Requirements:
Across all the lines below, how many contain the string "text"? Please reply with the number only.

Extracted information:
◆ ◆ ◆ ◆ ◆

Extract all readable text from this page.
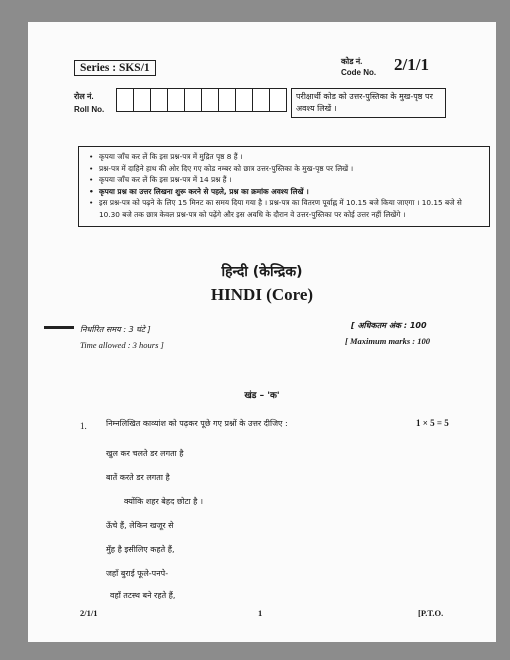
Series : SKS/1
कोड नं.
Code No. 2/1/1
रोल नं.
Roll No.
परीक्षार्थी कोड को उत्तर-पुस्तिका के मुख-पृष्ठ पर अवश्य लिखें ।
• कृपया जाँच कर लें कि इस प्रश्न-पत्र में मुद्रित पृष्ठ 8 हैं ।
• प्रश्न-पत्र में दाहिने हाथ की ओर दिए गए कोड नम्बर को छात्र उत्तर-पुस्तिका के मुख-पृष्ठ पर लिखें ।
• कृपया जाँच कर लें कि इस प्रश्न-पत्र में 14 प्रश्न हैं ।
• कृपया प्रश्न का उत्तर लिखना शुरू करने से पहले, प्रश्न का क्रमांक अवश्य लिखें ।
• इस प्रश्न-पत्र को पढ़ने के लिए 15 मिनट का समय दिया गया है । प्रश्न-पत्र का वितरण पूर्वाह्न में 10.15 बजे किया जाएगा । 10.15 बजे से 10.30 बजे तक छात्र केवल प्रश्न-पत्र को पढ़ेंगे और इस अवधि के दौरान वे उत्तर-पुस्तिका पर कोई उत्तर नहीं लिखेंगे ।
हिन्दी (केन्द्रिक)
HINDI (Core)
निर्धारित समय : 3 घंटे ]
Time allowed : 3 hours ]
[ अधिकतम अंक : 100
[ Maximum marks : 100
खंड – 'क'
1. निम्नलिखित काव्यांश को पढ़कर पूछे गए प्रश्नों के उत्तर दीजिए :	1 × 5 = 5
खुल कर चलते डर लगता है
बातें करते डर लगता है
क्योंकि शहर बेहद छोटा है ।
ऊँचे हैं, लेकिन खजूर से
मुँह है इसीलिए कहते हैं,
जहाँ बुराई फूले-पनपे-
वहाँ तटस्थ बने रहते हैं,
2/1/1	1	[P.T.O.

◆ ◆ ◆ ◆ ◆

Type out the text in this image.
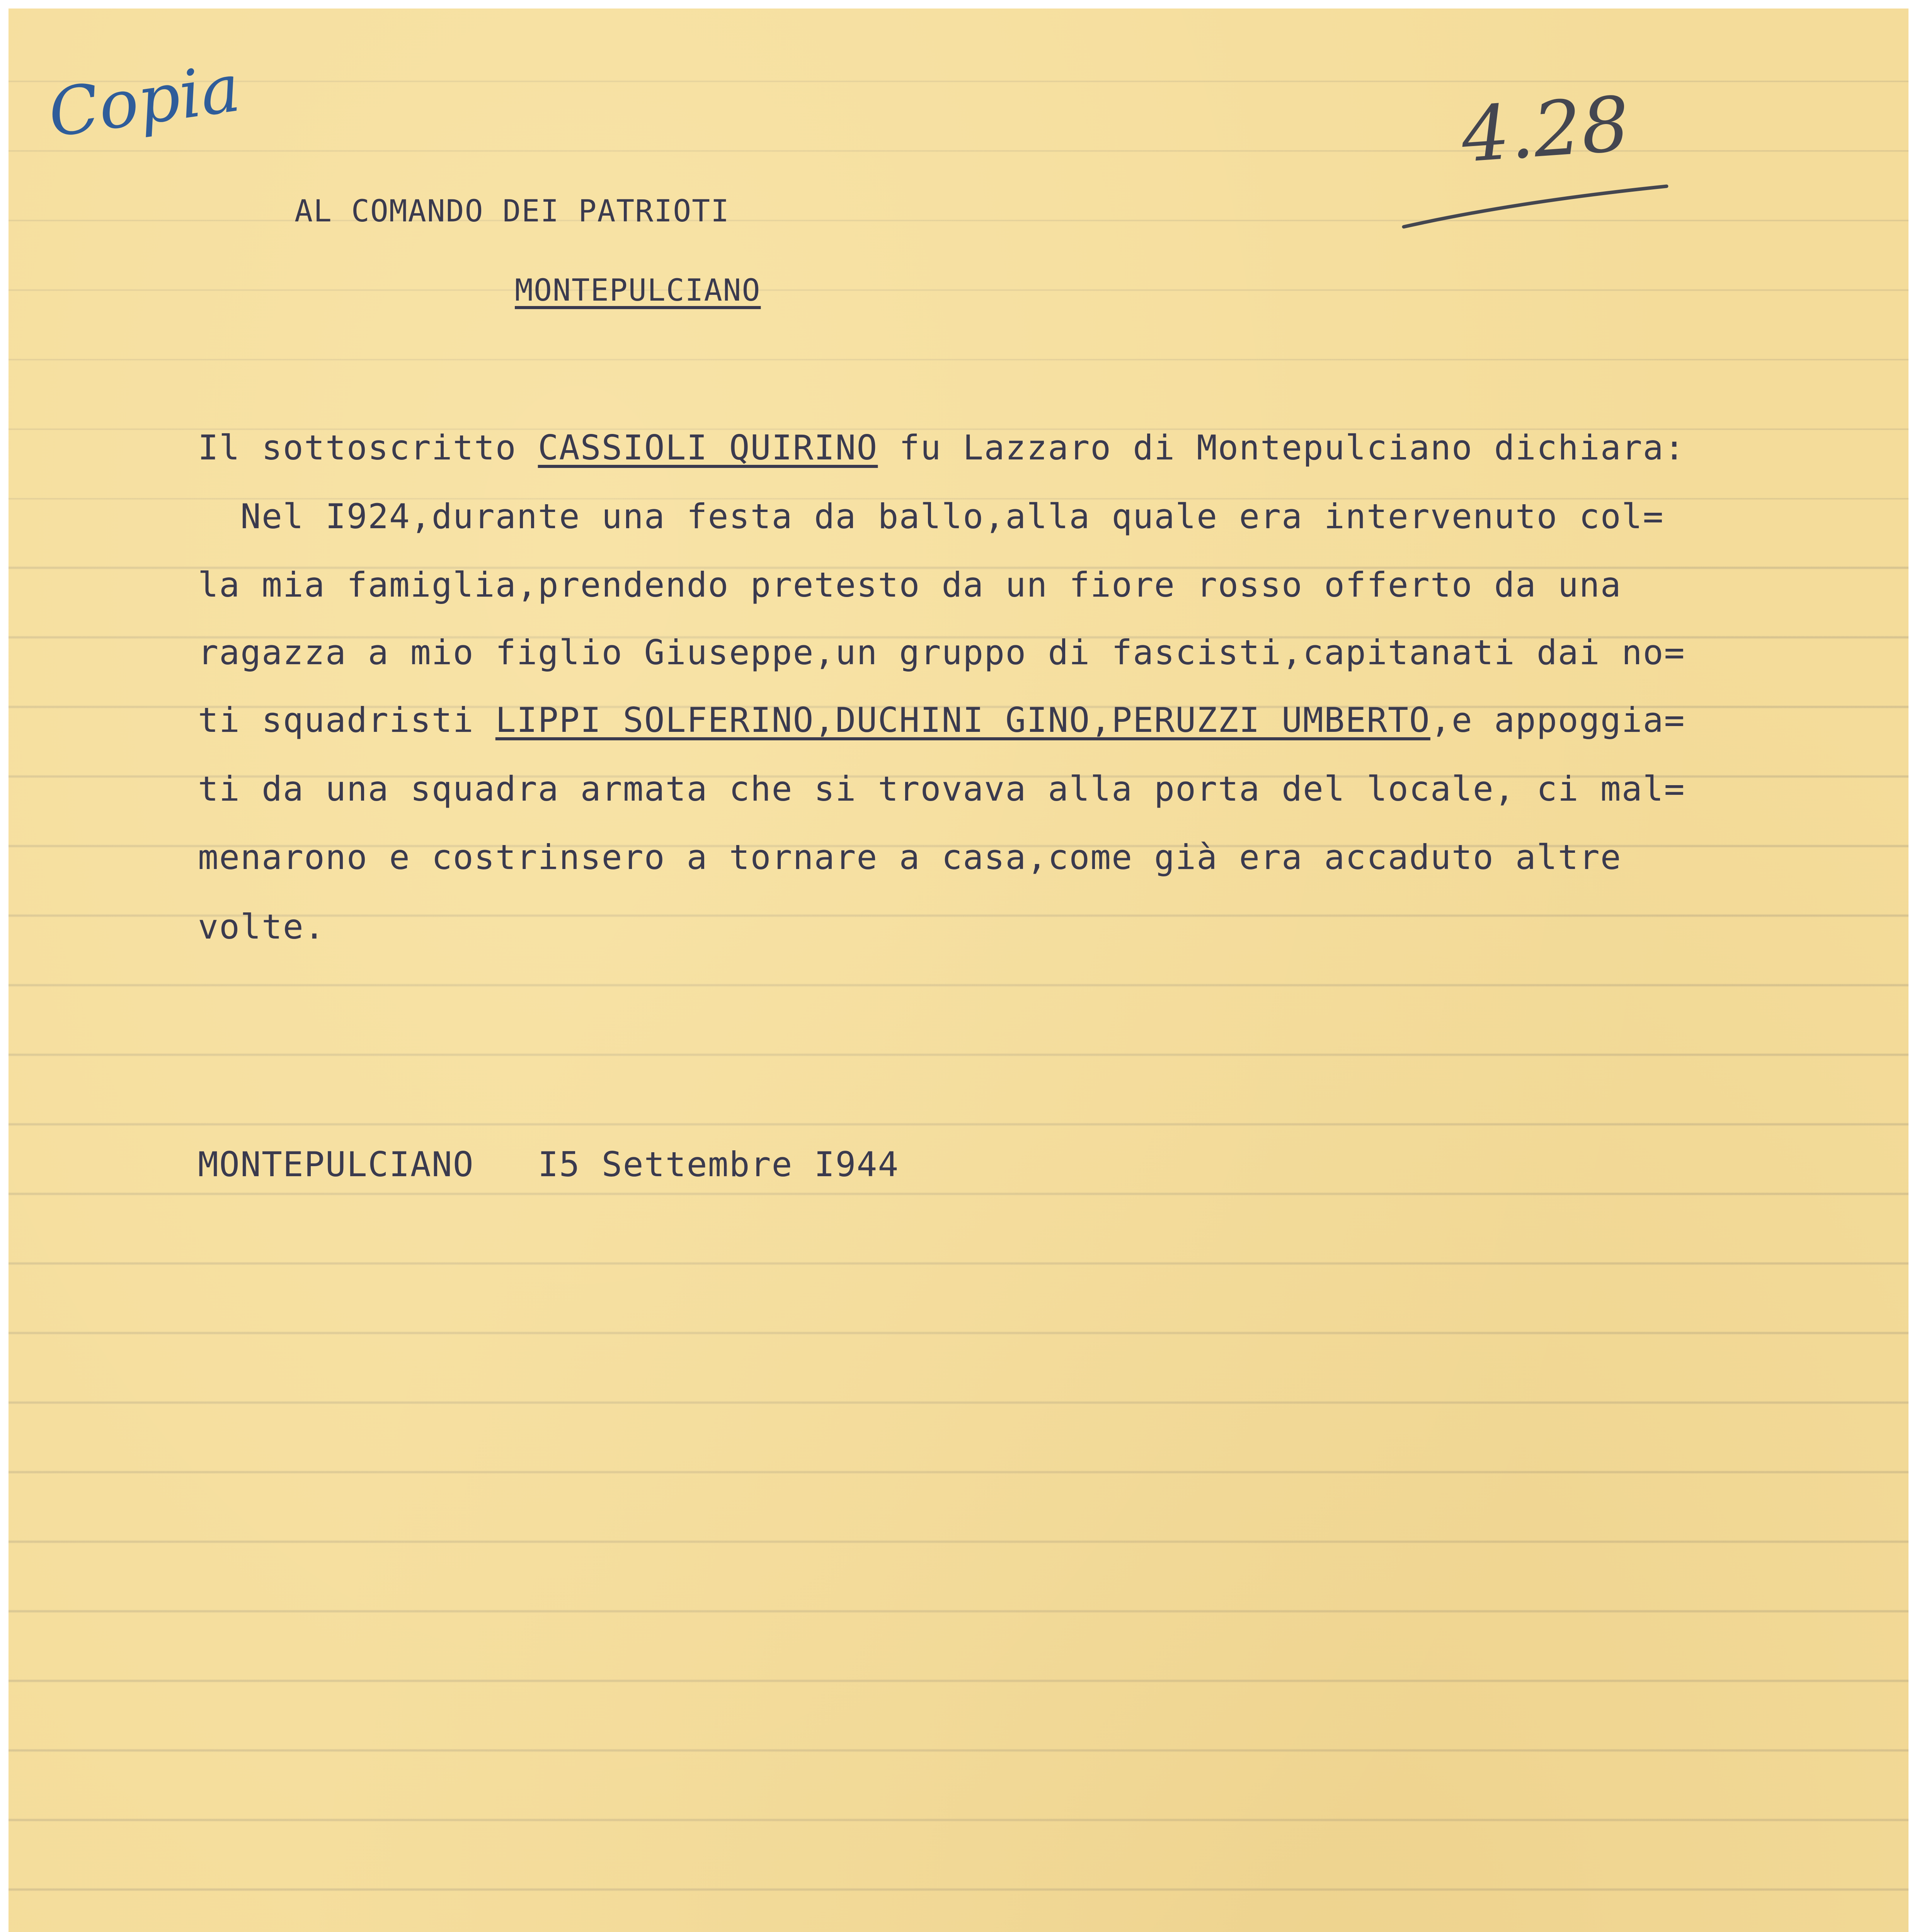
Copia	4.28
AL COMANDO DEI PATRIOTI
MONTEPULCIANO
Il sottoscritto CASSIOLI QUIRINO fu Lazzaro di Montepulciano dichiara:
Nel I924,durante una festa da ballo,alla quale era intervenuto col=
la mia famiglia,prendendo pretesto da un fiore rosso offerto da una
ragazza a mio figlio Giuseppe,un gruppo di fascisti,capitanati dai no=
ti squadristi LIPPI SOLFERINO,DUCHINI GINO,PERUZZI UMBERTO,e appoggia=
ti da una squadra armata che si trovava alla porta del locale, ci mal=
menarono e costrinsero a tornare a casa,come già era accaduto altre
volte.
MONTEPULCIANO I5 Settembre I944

◆ ◆ ◆ ◆ ◆

Written response:
2